--- start ---

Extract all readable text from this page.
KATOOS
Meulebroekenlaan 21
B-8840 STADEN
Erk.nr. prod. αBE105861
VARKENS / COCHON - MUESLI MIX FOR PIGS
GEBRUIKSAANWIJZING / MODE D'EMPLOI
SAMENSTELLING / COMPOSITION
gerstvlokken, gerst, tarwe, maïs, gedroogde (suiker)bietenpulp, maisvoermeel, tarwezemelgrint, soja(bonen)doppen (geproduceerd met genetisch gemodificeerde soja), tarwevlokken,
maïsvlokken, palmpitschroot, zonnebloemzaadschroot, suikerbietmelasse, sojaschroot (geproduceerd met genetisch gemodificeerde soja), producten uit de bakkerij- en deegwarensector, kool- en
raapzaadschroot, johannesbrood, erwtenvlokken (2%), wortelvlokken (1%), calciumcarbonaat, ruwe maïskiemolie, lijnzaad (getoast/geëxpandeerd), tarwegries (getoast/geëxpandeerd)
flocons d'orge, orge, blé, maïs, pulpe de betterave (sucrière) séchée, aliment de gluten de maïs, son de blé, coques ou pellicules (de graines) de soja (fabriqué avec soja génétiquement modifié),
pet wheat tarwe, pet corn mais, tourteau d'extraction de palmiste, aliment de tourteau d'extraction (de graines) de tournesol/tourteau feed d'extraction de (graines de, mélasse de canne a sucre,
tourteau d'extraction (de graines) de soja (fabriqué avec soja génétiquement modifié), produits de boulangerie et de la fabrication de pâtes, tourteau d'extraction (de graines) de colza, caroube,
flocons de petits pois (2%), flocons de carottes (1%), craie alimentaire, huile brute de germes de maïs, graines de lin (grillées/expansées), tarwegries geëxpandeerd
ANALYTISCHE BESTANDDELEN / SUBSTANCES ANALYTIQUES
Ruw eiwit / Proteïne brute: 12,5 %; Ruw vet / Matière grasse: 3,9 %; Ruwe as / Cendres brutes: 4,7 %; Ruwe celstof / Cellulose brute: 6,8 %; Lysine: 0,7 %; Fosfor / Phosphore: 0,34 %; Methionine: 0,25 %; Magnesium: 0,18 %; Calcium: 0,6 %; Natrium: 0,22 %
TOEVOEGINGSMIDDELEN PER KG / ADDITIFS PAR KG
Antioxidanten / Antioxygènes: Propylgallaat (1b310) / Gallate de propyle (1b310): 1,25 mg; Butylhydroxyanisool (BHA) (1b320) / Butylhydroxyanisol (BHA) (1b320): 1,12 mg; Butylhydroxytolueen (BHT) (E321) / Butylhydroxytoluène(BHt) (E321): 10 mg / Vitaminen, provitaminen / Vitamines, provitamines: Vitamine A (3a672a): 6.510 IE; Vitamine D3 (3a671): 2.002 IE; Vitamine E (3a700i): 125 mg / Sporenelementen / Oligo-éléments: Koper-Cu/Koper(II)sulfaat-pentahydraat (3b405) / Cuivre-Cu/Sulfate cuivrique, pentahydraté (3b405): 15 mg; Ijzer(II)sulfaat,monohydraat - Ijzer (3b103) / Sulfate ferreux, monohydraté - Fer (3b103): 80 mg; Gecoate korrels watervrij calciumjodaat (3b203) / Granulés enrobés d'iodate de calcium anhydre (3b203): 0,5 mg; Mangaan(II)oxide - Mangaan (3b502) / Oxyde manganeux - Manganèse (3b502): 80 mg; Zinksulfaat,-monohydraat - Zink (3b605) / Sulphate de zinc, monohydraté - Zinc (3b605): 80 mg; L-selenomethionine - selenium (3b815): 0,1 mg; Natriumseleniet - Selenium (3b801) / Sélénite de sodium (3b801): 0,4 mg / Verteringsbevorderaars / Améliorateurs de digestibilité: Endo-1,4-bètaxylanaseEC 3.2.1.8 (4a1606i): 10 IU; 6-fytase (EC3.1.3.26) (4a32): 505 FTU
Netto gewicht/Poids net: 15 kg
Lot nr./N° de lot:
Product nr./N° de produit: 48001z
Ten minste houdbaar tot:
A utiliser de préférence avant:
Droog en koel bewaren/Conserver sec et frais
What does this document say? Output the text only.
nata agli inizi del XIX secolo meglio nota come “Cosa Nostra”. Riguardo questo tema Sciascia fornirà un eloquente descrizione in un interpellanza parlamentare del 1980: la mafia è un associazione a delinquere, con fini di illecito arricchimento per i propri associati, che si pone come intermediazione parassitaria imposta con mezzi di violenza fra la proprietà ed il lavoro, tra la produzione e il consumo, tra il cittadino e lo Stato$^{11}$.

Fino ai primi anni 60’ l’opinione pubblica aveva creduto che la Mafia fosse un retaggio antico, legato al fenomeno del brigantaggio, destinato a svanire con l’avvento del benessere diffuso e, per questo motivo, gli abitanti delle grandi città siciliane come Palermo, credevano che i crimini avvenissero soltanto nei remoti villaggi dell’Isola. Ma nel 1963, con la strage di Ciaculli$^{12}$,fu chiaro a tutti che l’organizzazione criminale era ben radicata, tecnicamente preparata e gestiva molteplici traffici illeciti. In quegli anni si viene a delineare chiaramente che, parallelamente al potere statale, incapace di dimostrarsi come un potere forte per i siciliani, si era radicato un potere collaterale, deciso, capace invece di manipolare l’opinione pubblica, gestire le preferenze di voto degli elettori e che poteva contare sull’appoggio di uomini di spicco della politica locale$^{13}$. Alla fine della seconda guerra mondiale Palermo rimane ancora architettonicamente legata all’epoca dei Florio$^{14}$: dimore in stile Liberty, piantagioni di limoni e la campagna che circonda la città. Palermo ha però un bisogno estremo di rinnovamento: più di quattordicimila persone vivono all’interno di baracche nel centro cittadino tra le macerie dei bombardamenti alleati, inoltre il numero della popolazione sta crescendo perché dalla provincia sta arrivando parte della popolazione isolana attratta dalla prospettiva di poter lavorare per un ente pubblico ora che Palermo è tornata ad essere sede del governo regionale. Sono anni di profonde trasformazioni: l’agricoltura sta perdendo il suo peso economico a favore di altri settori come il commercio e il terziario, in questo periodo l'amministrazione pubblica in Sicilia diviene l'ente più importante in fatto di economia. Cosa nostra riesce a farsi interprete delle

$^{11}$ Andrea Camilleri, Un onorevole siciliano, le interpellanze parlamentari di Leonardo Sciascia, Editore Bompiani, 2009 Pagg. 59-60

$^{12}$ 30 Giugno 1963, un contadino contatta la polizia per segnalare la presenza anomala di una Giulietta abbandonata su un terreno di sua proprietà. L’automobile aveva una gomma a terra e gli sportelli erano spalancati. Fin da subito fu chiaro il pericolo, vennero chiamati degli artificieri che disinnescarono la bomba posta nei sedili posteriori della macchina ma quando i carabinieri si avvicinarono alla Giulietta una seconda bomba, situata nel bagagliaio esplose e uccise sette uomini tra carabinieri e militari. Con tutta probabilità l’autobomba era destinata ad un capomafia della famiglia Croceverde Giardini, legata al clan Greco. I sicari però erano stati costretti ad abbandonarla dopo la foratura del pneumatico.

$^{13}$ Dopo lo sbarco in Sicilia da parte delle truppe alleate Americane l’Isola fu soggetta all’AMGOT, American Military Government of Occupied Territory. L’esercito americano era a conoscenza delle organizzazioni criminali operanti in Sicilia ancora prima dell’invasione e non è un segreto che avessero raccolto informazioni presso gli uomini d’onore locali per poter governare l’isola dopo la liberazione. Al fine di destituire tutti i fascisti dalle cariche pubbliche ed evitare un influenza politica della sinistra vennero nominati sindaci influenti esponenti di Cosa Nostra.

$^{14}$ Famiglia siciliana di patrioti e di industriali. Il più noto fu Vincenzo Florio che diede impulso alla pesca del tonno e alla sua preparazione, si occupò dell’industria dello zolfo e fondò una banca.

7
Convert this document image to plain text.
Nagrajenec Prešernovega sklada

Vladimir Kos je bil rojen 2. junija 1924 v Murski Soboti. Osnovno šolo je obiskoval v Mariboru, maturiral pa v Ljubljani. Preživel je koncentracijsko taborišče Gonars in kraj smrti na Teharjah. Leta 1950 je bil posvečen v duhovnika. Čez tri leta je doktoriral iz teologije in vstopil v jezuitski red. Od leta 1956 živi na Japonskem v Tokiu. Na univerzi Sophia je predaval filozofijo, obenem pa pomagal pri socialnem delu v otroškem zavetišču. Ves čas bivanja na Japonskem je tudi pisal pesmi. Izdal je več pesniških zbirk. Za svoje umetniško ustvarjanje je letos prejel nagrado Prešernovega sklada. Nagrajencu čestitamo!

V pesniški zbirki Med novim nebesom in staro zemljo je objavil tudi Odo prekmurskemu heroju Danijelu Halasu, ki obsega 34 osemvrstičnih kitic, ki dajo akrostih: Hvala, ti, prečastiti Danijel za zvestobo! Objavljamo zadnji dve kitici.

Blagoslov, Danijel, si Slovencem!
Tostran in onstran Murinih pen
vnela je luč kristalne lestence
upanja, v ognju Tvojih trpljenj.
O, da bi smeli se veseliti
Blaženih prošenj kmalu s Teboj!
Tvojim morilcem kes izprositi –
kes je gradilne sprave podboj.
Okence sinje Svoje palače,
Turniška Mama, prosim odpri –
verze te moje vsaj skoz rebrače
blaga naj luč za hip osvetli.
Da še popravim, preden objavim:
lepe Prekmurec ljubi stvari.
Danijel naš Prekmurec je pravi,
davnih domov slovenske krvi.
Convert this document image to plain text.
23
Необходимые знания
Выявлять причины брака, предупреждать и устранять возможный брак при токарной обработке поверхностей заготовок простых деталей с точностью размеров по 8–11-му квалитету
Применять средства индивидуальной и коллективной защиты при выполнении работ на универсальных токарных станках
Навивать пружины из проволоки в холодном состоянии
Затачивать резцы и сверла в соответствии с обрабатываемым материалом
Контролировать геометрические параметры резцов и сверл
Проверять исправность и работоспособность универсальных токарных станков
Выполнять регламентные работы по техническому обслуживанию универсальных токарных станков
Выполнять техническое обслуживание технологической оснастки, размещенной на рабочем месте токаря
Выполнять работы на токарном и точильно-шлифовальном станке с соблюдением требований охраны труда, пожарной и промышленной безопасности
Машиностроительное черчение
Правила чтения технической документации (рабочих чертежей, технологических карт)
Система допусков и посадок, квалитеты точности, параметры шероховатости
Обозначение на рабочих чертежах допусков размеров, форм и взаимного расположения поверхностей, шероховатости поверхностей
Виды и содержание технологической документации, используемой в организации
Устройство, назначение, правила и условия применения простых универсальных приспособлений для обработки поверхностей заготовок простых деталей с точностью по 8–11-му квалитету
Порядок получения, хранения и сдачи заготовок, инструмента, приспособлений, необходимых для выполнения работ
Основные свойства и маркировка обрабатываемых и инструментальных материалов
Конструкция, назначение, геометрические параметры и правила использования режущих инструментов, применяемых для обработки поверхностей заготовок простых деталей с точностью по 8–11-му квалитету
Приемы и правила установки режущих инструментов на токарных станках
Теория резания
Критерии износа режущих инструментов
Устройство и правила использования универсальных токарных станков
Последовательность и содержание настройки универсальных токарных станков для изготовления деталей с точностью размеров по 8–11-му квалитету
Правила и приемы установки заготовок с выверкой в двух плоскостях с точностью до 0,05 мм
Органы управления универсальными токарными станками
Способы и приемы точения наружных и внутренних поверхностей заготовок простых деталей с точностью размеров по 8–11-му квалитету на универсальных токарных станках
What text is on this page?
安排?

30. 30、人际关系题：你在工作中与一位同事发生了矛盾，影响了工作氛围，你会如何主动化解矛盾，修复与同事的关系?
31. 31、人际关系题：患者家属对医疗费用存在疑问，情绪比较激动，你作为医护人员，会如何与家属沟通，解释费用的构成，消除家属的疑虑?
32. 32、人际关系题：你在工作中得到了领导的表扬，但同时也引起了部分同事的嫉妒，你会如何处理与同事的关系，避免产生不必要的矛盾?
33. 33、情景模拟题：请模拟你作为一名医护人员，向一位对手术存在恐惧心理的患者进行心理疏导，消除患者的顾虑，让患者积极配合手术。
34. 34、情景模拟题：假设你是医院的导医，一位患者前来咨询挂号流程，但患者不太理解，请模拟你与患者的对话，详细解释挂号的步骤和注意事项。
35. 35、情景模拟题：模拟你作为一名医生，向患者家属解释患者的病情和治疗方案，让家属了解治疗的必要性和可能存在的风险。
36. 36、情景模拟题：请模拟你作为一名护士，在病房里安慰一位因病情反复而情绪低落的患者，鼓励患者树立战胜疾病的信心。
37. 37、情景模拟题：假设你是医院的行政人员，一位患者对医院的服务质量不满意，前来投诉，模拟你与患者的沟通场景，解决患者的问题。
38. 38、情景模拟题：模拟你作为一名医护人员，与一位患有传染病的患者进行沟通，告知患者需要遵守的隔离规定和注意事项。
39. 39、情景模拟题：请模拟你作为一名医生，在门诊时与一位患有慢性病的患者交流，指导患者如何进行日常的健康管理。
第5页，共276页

--- end ---

▶ [WHAT YOU WILL DO] State how many lines of the records above contain the word "Prekmurec", and give only that number.

▶ [WRITTEN SOLUTION] 2